● WORK REQUIRED
Pick out each line in these entries that contains the string "Carolina".

● STORED RECORDS
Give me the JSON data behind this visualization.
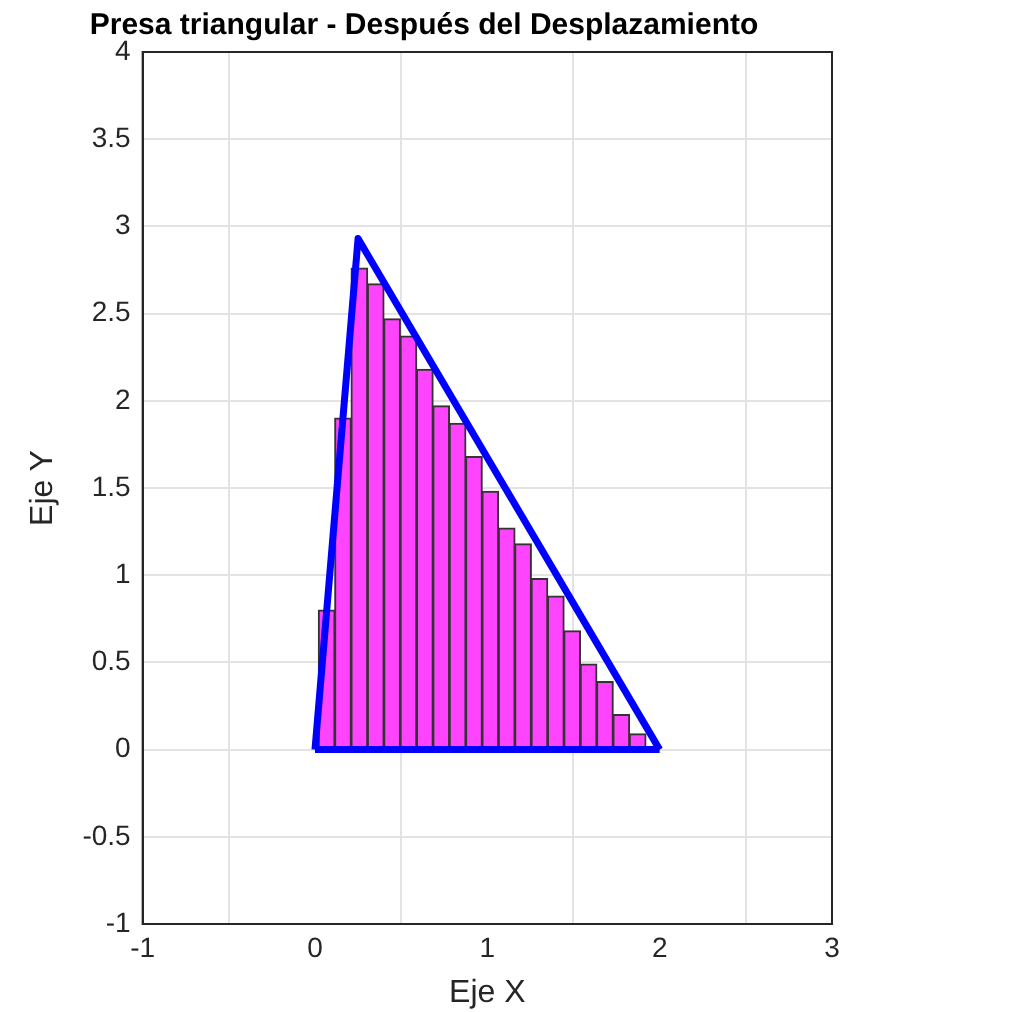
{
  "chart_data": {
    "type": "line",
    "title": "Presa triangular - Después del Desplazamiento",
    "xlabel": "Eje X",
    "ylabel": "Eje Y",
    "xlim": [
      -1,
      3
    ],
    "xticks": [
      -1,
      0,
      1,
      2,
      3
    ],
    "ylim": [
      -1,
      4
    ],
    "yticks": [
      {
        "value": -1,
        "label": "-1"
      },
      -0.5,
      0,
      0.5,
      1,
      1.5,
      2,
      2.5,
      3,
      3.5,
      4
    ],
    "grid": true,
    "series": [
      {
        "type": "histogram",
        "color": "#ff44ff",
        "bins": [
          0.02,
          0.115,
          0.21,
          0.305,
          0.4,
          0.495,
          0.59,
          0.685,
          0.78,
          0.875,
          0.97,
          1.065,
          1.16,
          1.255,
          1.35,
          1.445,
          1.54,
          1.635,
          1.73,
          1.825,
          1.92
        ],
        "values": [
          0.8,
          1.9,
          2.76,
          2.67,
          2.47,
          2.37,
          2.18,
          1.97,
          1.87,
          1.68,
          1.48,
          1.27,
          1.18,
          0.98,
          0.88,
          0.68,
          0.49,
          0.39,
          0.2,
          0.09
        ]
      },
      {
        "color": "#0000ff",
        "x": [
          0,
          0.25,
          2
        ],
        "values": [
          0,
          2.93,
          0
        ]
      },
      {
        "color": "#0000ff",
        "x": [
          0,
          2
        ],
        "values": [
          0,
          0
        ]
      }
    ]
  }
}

--

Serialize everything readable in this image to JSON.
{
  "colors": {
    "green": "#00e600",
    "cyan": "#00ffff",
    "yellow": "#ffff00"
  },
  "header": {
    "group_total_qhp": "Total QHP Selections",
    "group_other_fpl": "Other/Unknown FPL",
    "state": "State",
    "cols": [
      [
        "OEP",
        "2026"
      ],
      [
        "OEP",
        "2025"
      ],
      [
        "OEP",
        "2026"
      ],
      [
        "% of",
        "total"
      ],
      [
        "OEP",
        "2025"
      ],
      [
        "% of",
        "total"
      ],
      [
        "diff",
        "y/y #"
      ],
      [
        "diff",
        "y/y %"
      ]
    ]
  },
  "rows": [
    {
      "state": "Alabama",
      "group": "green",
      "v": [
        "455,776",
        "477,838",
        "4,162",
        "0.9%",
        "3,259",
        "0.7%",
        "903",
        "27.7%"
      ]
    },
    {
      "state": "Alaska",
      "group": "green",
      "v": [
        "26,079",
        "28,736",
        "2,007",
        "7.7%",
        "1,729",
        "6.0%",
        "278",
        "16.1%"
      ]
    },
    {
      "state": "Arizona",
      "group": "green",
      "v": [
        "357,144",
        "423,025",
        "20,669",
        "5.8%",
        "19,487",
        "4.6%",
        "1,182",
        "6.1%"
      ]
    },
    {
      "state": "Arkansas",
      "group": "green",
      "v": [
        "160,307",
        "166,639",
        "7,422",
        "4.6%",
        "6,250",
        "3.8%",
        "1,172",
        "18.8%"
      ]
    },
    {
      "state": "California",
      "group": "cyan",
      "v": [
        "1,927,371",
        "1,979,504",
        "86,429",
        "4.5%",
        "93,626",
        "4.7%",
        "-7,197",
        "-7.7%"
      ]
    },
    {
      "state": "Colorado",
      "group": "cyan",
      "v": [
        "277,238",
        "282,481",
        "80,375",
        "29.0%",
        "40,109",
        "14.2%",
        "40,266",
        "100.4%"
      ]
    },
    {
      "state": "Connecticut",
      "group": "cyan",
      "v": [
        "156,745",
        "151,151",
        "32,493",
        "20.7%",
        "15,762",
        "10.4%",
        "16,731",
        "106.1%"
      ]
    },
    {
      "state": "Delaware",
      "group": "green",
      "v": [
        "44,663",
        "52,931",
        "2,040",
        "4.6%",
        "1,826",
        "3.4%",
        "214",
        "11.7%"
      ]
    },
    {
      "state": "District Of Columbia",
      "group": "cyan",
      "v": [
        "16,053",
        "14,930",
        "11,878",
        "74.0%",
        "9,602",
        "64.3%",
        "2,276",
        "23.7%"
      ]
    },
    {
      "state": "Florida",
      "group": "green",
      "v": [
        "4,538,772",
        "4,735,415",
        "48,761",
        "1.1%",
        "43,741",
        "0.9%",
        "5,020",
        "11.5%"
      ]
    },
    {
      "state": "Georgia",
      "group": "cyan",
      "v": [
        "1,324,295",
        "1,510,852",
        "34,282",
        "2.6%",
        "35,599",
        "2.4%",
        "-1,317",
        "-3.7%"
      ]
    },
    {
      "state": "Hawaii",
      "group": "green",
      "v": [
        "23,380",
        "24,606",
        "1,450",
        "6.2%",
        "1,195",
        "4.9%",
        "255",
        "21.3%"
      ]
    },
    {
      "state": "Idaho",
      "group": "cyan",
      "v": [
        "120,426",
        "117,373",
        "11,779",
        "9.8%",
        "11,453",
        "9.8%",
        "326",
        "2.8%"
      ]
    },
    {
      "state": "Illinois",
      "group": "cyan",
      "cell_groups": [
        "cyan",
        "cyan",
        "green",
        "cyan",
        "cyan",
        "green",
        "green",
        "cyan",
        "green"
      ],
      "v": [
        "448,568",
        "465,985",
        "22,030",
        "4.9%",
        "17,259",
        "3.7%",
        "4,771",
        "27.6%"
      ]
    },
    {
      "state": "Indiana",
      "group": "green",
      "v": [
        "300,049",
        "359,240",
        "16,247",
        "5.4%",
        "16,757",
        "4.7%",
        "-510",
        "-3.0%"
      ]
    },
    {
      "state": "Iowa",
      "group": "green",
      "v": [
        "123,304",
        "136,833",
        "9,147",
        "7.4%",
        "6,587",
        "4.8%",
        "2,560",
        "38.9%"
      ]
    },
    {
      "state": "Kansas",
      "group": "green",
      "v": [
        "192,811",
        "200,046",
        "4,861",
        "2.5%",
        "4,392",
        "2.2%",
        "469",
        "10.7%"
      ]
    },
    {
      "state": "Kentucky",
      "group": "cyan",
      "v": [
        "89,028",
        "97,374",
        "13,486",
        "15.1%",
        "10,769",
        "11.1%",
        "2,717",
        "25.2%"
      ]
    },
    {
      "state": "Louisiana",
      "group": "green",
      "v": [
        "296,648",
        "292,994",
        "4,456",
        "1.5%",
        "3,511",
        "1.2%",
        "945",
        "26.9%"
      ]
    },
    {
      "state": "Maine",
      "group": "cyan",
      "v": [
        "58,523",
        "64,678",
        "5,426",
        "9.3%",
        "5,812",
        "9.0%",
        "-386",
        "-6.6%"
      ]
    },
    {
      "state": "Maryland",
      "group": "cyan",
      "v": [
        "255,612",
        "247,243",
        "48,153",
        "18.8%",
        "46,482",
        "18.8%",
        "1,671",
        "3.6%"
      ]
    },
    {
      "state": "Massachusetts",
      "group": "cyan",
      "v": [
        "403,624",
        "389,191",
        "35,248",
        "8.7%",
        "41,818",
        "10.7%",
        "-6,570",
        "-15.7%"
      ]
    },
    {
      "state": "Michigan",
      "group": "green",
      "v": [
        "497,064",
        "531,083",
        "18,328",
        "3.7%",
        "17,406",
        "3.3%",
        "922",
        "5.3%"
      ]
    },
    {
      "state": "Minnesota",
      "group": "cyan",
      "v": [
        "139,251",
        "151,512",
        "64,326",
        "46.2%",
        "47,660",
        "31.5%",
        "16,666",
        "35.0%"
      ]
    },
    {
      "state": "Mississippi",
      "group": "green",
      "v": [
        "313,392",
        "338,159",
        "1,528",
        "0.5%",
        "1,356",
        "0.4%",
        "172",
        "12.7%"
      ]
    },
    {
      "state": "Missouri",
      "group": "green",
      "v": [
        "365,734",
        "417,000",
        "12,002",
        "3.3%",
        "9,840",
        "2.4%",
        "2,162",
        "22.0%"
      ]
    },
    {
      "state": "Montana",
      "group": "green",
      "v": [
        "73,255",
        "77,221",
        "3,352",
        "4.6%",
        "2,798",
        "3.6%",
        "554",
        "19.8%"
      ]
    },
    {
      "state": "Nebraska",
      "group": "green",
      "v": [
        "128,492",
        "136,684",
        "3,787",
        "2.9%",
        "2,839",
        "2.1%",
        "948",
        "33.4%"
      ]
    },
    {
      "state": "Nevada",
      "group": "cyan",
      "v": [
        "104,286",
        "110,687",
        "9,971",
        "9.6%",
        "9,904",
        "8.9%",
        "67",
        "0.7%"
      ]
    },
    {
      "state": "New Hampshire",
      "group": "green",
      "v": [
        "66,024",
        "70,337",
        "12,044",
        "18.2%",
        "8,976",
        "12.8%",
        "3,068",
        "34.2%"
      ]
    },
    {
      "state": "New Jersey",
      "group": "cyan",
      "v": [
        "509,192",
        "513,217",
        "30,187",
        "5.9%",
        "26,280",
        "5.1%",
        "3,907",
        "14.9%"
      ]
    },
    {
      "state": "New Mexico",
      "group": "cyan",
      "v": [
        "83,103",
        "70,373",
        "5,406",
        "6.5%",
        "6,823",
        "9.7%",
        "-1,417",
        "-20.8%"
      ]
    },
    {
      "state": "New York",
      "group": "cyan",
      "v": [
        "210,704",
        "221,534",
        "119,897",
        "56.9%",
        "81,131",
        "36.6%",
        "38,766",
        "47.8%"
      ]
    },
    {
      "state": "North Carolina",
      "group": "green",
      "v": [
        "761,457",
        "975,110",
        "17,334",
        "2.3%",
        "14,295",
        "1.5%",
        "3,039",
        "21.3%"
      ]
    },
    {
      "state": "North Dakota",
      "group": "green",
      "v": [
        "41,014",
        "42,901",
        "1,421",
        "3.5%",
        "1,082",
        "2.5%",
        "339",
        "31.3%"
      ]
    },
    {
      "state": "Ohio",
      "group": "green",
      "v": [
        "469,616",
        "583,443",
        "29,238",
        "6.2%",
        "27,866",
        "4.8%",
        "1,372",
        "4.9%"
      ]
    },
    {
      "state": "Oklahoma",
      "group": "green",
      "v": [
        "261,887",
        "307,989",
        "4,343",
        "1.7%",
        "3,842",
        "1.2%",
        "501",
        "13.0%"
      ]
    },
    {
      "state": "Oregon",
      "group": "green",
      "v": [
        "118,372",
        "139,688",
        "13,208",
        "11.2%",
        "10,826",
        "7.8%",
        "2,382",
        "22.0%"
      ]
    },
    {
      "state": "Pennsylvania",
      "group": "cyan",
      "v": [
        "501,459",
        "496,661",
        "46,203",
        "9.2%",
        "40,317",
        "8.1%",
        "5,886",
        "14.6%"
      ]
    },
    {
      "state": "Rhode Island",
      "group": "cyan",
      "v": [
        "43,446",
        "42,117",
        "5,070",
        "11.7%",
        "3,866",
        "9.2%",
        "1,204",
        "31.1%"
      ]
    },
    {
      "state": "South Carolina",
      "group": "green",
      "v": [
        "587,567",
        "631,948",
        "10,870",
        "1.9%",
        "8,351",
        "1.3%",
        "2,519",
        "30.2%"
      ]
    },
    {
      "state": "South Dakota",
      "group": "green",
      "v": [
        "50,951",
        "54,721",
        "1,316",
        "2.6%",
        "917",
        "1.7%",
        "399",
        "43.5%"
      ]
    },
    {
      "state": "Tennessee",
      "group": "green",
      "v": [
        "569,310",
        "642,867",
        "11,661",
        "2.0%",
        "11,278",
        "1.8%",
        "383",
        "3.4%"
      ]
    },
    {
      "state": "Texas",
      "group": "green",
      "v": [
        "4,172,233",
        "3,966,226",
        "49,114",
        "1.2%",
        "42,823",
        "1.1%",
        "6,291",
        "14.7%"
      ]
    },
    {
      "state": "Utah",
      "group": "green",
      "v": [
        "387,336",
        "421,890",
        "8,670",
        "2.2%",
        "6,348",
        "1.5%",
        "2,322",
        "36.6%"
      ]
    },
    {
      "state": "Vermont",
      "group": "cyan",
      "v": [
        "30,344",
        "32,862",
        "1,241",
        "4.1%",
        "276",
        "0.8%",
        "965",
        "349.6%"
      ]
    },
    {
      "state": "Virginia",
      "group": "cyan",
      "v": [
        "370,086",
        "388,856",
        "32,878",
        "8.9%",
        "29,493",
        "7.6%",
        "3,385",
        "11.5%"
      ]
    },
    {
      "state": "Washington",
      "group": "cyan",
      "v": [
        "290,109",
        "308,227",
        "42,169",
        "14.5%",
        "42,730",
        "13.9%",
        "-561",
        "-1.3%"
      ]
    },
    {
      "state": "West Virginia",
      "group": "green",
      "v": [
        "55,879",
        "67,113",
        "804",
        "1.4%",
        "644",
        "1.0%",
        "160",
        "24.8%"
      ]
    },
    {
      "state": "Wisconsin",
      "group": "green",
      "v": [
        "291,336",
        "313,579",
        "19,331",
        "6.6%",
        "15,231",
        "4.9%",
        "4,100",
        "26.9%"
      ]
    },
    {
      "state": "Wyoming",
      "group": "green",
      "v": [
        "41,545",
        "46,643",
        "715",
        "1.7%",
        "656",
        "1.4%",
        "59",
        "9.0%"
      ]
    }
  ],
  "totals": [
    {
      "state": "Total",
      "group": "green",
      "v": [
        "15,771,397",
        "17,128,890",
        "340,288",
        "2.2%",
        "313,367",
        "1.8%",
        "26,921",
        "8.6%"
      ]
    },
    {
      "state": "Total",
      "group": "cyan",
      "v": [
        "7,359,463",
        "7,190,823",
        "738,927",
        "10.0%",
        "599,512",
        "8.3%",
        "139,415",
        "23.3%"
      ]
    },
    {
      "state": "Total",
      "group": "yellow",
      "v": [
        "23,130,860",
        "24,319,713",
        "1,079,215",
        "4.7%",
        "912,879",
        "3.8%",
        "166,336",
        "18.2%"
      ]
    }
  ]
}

● OUTPUT FOR THIS EXERCISE
      "state": "North Carolina",
      "state": "South Carolina",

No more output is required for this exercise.